WHAT IS NEEDED: In the data below, locate each line with the word "JSON" and list it.
=== LISTED ENTRIES ===
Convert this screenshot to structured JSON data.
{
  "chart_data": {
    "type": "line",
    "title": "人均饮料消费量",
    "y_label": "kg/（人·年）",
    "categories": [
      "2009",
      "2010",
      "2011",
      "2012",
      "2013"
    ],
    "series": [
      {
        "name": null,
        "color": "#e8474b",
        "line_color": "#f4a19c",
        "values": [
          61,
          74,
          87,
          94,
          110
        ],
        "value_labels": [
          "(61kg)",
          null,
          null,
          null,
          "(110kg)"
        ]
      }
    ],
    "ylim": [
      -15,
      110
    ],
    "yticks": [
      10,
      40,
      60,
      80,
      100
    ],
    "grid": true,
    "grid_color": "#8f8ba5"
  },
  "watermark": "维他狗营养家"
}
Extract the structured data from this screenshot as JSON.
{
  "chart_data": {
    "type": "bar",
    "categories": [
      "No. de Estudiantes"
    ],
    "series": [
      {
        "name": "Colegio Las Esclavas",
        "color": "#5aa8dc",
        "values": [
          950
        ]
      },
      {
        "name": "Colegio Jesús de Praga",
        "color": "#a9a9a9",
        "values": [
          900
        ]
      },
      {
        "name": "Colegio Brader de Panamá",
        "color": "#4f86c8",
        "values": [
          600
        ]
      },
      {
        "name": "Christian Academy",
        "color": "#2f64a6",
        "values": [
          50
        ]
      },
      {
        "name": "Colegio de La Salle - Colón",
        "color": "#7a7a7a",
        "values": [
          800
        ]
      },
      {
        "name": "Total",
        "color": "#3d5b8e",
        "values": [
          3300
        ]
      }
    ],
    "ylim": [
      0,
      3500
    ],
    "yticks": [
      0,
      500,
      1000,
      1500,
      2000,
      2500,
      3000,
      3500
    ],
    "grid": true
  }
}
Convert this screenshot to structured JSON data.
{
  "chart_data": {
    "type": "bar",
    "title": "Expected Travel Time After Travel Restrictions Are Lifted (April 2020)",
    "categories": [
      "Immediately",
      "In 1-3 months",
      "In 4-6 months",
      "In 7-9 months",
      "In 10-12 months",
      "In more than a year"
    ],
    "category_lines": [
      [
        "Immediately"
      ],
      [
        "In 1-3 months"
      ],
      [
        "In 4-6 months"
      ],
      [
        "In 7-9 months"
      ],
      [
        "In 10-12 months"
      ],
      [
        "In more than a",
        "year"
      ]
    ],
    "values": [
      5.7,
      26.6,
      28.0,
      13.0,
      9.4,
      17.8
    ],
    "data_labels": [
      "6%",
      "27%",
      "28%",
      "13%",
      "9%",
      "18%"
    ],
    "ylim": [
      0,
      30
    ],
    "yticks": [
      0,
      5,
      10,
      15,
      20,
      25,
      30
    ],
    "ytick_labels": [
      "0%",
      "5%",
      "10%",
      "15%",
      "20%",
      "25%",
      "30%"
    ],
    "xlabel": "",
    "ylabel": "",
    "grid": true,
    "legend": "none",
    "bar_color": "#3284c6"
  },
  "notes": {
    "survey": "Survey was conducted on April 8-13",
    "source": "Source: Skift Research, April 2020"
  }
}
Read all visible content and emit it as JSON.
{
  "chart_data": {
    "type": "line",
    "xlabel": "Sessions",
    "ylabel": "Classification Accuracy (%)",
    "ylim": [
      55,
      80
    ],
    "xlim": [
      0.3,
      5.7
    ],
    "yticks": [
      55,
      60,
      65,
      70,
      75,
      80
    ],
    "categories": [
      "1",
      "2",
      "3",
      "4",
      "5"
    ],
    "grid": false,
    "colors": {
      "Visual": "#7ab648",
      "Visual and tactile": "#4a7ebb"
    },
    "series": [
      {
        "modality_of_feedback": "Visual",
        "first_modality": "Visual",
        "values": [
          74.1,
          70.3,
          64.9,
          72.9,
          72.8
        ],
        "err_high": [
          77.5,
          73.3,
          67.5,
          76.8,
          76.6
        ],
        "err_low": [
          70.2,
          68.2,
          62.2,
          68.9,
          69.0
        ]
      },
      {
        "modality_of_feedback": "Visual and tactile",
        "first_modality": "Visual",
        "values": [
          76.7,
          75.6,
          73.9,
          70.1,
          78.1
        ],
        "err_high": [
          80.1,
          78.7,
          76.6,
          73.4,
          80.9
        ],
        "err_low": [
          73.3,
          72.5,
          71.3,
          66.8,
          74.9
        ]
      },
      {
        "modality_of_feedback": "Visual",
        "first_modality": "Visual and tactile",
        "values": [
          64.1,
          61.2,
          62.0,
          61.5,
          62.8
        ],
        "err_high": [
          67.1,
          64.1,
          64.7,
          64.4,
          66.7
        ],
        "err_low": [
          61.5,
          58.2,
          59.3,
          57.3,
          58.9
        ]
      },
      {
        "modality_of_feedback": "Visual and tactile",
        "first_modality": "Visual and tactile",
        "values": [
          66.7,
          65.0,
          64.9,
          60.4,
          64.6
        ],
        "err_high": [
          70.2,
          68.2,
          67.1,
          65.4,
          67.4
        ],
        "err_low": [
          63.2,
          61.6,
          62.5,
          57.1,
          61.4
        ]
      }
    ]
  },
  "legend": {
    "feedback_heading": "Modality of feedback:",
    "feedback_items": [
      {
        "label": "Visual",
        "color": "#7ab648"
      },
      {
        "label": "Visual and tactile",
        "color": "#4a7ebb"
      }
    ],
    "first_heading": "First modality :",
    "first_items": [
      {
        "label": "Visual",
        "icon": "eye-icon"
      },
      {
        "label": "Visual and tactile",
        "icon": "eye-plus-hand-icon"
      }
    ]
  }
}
===
TASK RESULT:
Convert this screenshot to structured JSON data.
Extract the structured data from this screenshot as JSON.
Convert this screenshot to structured JSON data.
Read all visible content and emit it as JSON.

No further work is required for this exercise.